_WRITTEN INSTRUCTION_:
Search the listing below for "서류전형". Copy each matching line.

Records from a data collection
▼▼▼

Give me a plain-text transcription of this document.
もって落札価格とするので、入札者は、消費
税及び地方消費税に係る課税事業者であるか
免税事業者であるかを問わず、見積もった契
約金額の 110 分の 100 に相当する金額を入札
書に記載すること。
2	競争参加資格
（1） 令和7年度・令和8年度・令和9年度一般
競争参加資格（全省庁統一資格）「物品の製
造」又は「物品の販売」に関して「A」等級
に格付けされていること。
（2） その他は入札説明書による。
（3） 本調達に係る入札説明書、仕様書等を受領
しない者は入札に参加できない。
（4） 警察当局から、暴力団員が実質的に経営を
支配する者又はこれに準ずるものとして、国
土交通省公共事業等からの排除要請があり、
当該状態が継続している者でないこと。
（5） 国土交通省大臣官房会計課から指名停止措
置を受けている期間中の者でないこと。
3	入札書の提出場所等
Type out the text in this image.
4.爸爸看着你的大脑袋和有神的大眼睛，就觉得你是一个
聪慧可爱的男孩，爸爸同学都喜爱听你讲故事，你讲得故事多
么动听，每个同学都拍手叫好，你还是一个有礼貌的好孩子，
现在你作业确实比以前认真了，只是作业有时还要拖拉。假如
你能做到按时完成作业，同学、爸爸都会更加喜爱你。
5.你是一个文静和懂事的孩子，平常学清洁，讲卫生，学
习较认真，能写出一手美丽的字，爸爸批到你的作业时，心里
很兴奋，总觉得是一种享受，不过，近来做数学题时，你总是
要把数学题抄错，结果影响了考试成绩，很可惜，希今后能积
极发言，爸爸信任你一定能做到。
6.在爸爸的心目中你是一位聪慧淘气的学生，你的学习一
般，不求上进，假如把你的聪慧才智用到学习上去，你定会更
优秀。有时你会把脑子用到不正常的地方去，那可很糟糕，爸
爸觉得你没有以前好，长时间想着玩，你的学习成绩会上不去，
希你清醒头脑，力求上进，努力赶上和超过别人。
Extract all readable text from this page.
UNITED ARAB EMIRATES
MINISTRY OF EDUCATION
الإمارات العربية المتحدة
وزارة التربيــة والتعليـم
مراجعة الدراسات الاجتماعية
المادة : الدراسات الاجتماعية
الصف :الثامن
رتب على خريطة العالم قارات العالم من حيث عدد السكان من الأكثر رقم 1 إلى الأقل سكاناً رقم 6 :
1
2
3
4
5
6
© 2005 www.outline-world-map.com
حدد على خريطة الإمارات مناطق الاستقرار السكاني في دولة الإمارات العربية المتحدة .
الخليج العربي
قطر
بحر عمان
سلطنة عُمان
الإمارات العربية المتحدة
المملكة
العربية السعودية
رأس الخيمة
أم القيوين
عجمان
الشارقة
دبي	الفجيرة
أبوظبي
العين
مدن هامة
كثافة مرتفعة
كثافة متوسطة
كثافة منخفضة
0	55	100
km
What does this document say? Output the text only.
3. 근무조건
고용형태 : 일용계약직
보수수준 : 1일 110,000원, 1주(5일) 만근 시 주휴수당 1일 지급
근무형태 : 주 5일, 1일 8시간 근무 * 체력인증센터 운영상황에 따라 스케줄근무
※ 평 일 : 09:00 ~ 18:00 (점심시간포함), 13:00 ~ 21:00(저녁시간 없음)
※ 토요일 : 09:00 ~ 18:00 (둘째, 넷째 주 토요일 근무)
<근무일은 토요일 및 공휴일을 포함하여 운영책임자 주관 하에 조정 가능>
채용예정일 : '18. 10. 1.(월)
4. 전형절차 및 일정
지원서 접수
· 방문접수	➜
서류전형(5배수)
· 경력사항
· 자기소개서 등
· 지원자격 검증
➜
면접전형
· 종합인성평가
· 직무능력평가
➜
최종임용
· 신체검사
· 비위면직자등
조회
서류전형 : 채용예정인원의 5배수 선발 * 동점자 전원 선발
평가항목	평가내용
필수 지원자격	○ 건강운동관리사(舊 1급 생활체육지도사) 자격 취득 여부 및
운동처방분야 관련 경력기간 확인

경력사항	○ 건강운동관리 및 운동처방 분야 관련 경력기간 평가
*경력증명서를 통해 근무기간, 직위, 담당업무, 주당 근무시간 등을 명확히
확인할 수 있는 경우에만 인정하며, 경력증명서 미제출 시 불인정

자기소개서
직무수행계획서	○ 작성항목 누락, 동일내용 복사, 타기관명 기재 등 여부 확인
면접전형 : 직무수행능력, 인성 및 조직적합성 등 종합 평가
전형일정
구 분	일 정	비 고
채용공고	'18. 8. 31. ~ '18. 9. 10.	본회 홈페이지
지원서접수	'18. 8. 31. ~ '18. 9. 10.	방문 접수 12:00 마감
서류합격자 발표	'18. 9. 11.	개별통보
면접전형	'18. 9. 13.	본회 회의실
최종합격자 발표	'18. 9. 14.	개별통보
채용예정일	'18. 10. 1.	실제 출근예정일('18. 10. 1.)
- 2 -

▲▲▲

_CORRECT ANSWER_:
서류전형(5배수)
서류전형 : 채용예정인원의 5배수 선발 * 동점자 전원 선발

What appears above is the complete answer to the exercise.